- [JOB] Lift every line from the entries that includes the word "strip".

■ ■ ■ ■ ■

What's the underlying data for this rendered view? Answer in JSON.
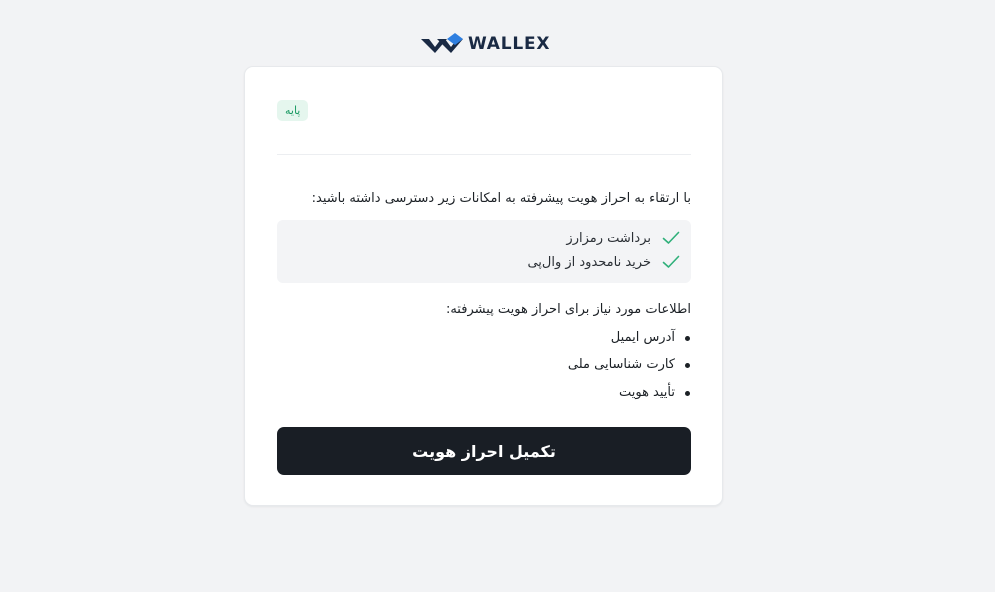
{
  "brand": {
    "name": "WALLEX",
    "color_dark": "#1a2a44",
    "color_accent": "#2f7fe0"
  },
  "card": {
    "level_badge": "پایه",
    "intro": "با ارتقاء به احراز هویت پیشرفته به امکانات زیر دسترسی داشته باشید:",
    "features": [
      {
        "icon": "check-icon",
        "label": "برداشت رمزارز"
      },
      {
        "icon": "check-icon",
        "label": "خرید نامحدود از وال‌پی"
      }
    ],
    "requirements_title": "اطلاعات مورد نیاز برای احراز هویت پیشرفته:",
    "requirements": [
      "آدرس ایمیل",
      "کارت شناسایی ملی",
      "تأیید هویت"
    ],
    "cta_label": "تکمیل احراز هویت"
  },
  "colors": {
    "background": "#f2f3f5",
    "badge_bg": "#e5f6ee",
    "badge_text": "#1a9a63",
    "check": "#2fb07a",
    "button_bg": "#191e25"
  }
}
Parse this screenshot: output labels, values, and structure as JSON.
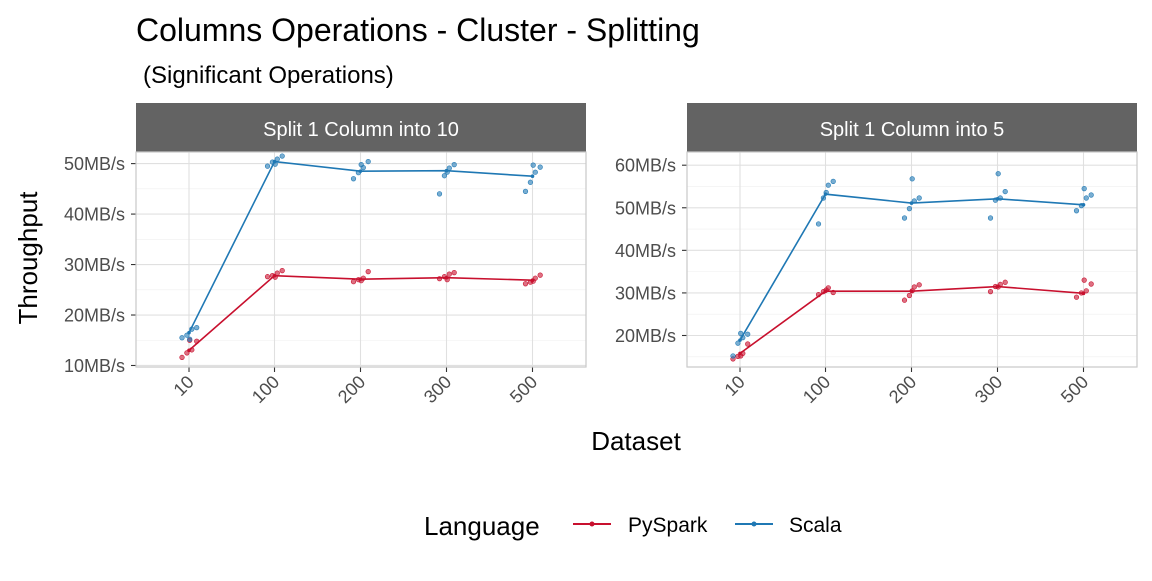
{
  "chart_data": {
    "type": "line",
    "title": "Columns Operations - Cluster - Splitting",
    "subtitle": "(Significant Operations)",
    "xlabel": "Dataset",
    "ylabel": "Throughput",
    "categories": [
      "10",
      "100",
      "200",
      "300",
      "500"
    ],
    "legend": {
      "title": "Language",
      "position": "bottom",
      "items": [
        {
          "name": "PySpark",
          "color": "#c8102e"
        },
        {
          "name": "Scala",
          "color": "#1f78b4"
        }
      ]
    },
    "grid": true,
    "panels": [
      {
        "strip": "Split 1 Column into 10",
        "ylim": [
          9.7,
          52.3
        ],
        "yticks": [
          10,
          20,
          30,
          40,
          50
        ],
        "ytick_labels": [
          "10MB/s",
          "20MB/s",
          "30MB/s",
          "40MB/s",
          "50MB/s"
        ],
        "series": [
          {
            "name": "PySpark",
            "mean": [
              13.0,
              27.8,
              27.1,
              27.4,
              26.9
            ],
            "points": [
              [
                11.6,
                12.5,
                13.1,
                14.8,
                15.0
              ],
              [
                27.6,
                27.8,
                28.3,
                28.8,
                27.5
              ],
              [
                26.6,
                27.0,
                27.3,
                28.6,
                26.8
              ],
              [
                27.2,
                27.6,
                28.1,
                28.4,
                27.0
              ],
              [
                26.2,
                26.5,
                27.3,
                27.9,
                26.7
              ]
            ]
          },
          {
            "name": "Scala",
            "mean": [
              16.5,
              50.4,
              48.5,
              48.6,
              47.5
            ],
            "points": [
              [
                15.5,
                16.0,
                17.2,
                17.5,
                15.2
              ],
              [
                49.5,
                50.3,
                50.9,
                51.5,
                49.9
              ],
              [
                47.0,
                48.2,
                49.2,
                50.4,
                49.8
              ],
              [
                44.0,
                47.6,
                49.1,
                49.8,
                48.3
              ],
              [
                44.5,
                46.3,
                48.3,
                49.3,
                49.7
              ]
            ]
          }
        ]
      },
      {
        "strip": "Split 1 Column into 5",
        "ylim": [
          12.6,
          63.1
        ],
        "yticks": [
          20,
          30,
          40,
          50,
          60
        ],
        "ytick_labels": [
          "20MB/s",
          "30MB/s",
          "40MB/s",
          "50MB/s",
          "60MB/s"
        ],
        "series": [
          {
            "name": "PySpark",
            "mean": [
              15.8,
              30.4,
              30.4,
              31.5,
              29.9
            ],
            "points": [
              [
                14.5,
                15.1,
                15.8,
                18.0,
                15.2
              ],
              [
                29.6,
                30.3,
                31.2,
                30.1,
                30.7
              ],
              [
                28.3,
                29.4,
                31.4,
                31.9,
                30.5
              ],
              [
                30.3,
                31.5,
                32.0,
                32.5,
                31.4
              ],
              [
                29.0,
                30.0,
                30.5,
                32.1,
                33.0
              ]
            ]
          },
          {
            "name": "Scala",
            "mean": [
              18.9,
              53.2,
              51.1,
              52.1,
              50.7
            ],
            "points": [
              [
                15.2,
                18.2,
                19.5,
                20.3,
                20.5
              ],
              [
                46.2,
                52.3,
                55.3,
                56.2,
                53.6
              ],
              [
                47.6,
                49.8,
                51.6,
                52.3,
                56.8
              ],
              [
                47.6,
                51.8,
                52.3,
                53.8,
                58.0
              ],
              [
                49.3,
                50.5,
                52.3,
                53.0,
                54.5
              ]
            ]
          }
        ]
      }
    ]
  }
}
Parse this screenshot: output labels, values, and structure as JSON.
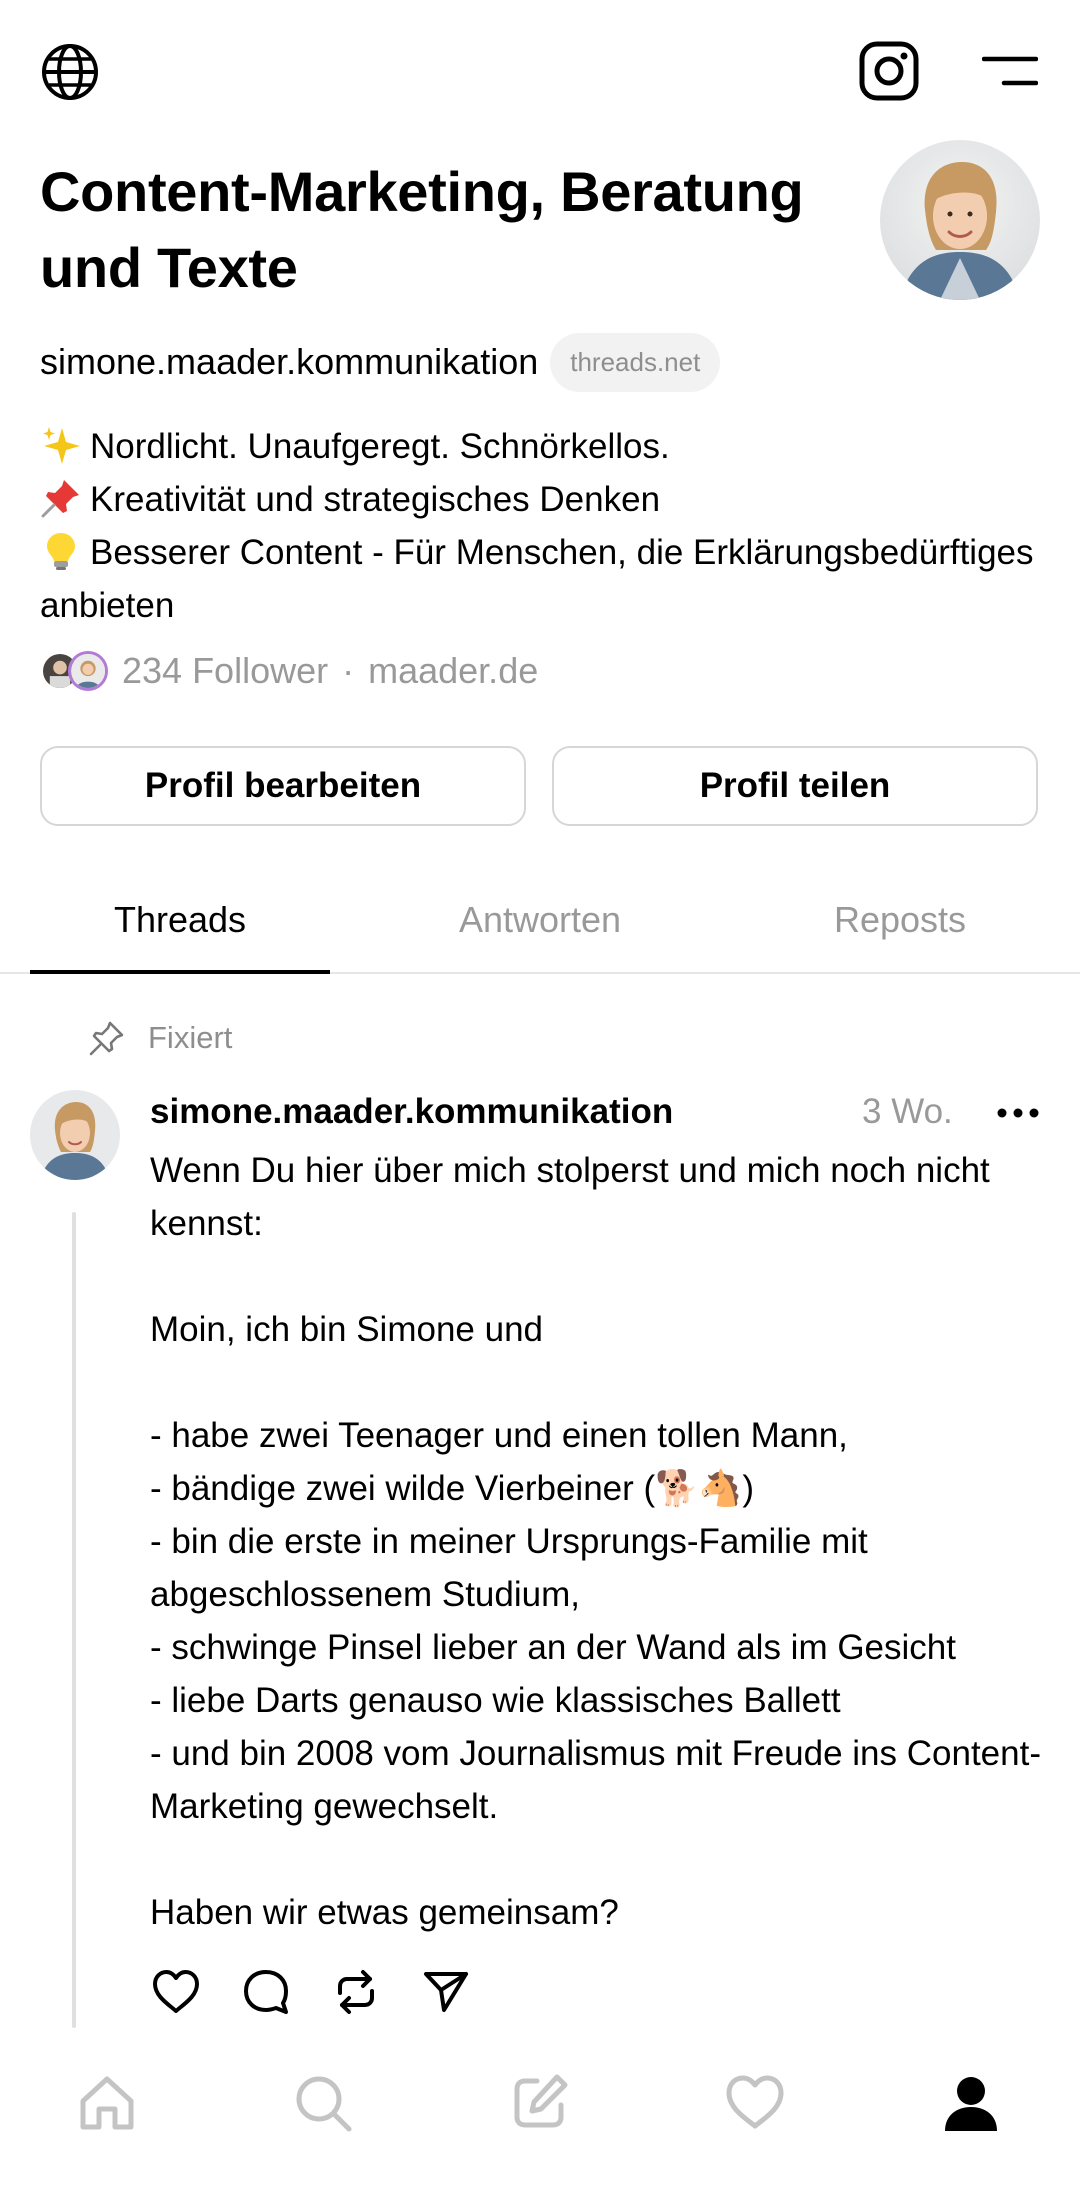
{
  "profile": {
    "display_name": "Content-Marketing, Beratung und Texte",
    "handle": "simone.maader.kommunikation",
    "domain_badge": "threads.net",
    "bio": [
      {
        "emoji": "sparkles",
        "text": "Nordlicht. Unaufgeregt. Schnörkellos."
      },
      {
        "emoji": "pushpin",
        "text": "Kreativität und strategisches Denken"
      },
      {
        "emoji": "light-bulb",
        "text": "Besserer Content - Für Menschen, die Erklärungsbedürftiges anbieten"
      }
    ],
    "followers_label": "234 Follower",
    "separator": "·",
    "website": "maader.de"
  },
  "buttons": {
    "edit": "Profil bearbeiten",
    "share": "Profil teilen"
  },
  "tabs": [
    {
      "label": "Threads",
      "active": true
    },
    {
      "label": "Antworten",
      "active": false
    },
    {
      "label": "Reposts",
      "active": false
    }
  ],
  "post": {
    "pinned_label": "Fixiert",
    "author": "simone.maader.kommunikation",
    "time": "3 Wo.",
    "body": "Wenn Du hier über mich stolperst und mich noch nicht kennst:\n\nMoin, ich bin Simone und\n\n- habe zwei Teenager und einen tollen Mann,\n- bändige zwei wilde Vierbeiner (🐕🐴)\n- bin die erste in meiner Ursprungs-Familie mit abgeschlossenem Studium,\n- schwinge Pinsel lieber an der Wand als im Gesicht\n- liebe Darts genauso wie klassisches Ballett\n- und bin 2008 vom Journalismus mit Freude ins Content-Marketing gewechselt.\n\nHaben wir etwas gemeinsam?"
  },
  "icons": {
    "top_left": "globe-icon",
    "top_right": [
      "instagram-icon",
      "menu-icon"
    ],
    "actions": [
      "heart-icon",
      "comment-icon",
      "repost-icon",
      "share-icon"
    ],
    "nav": [
      "home-icon",
      "search-icon",
      "compose-icon",
      "activity-icon",
      "profile-icon"
    ]
  },
  "colors": {
    "text": "#000000",
    "muted": "#999999",
    "border": "#d6d6d6",
    "pill_bg": "#f2f2f2"
  }
}
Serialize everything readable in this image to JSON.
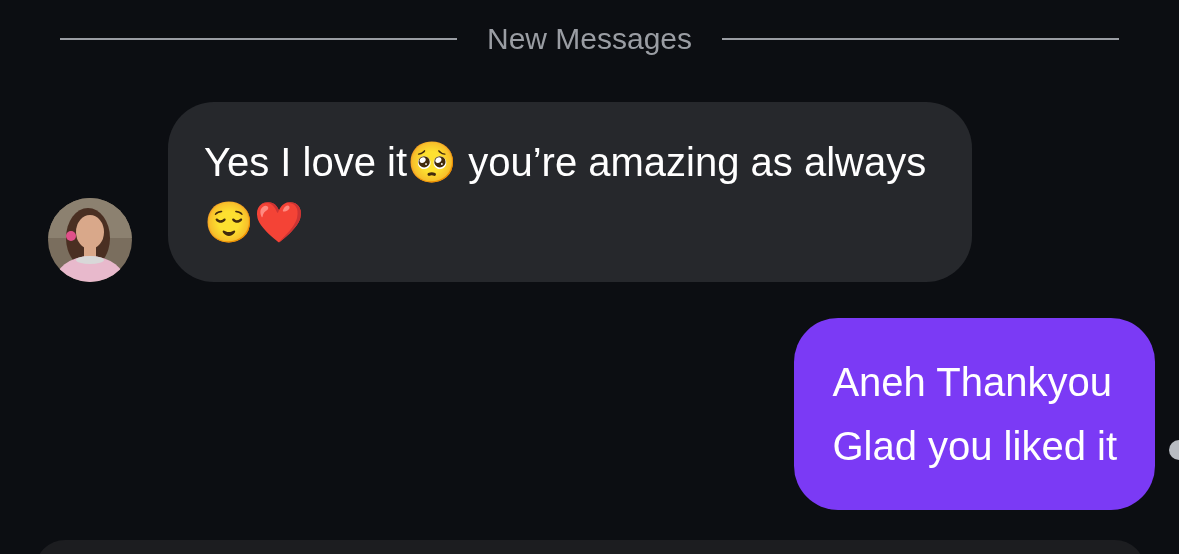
{
  "divider": {
    "label": "New Messages"
  },
  "messages": [
    {
      "kind": "incoming",
      "text": "Yes I love it🥺  you’re amazing as always 😌❤️"
    },
    {
      "kind": "outgoing",
      "text": "Aneh Thankyou\nGlad you liked it"
    }
  ]
}
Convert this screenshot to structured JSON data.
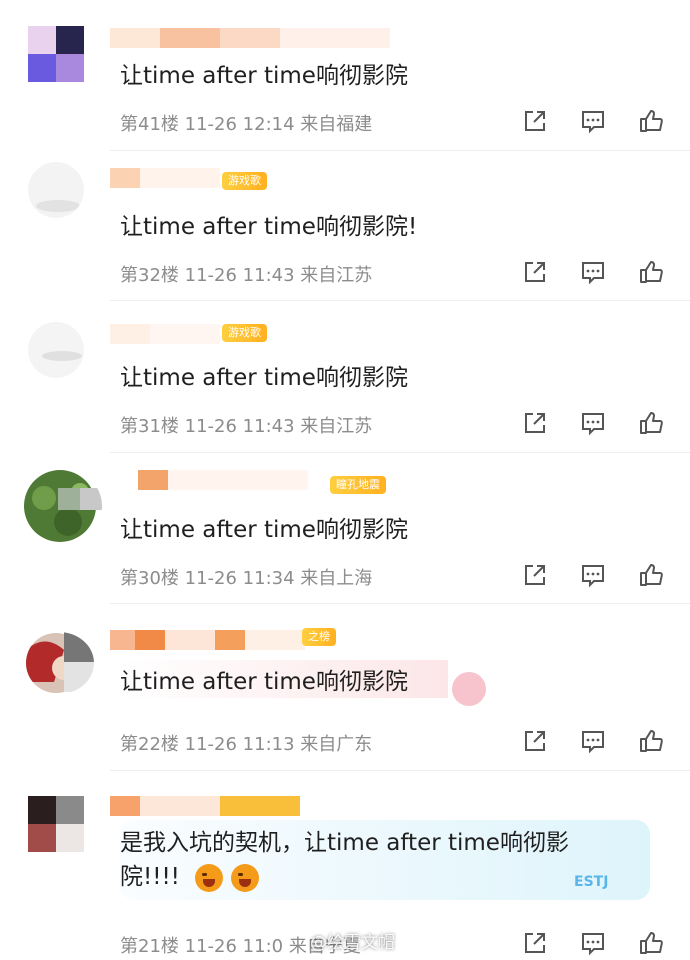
{
  "comments": [
    {
      "text": "让time after time响彻影院",
      "floor": "第41楼",
      "time": "11-26 12:14",
      "location": "来自福建"
    },
    {
      "text": "让time after time响彻影院!",
      "floor": "第32楼",
      "time": "11-26 11:43",
      "location": "来自江苏",
      "badge": "游戏歌"
    },
    {
      "text": "让time after time响彻影院",
      "floor": "第31楼",
      "time": "11-26 11:43",
      "location": "来自江苏",
      "badge": "游戏歌"
    },
    {
      "text": "让time after time响彻影院",
      "floor": "第30楼",
      "time": "11-26 11:34",
      "location": "来自上海",
      "badge": "瞳孔地震"
    },
    {
      "text": "让time after time响彻影院",
      "floor": "第22楼",
      "time": "11-26 11:13",
      "location": "来自广东",
      "badge": "之榜"
    },
    {
      "text": "是我入坑的契机，让time after time响彻影院!!!!",
      "floor": "第21楼",
      "time": "11-26 11:0",
      "location": "来自宁夏"
    }
  ],
  "watermark": "@绘雪文帽",
  "deco_label": "ESTJ",
  "icons": {
    "share": "share-icon",
    "comment": "comment-icon",
    "like": "like-icon"
  },
  "colors": {
    "meta": "#8c8c8c",
    "badge": "#ffbb22",
    "divider": "#eeeeee"
  }
}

■ ■ ■ ■ ■

- [THE RESPONSE]
        "strip": "Split 1 Column into 10",
        "strip": "Split 1 Column into 5",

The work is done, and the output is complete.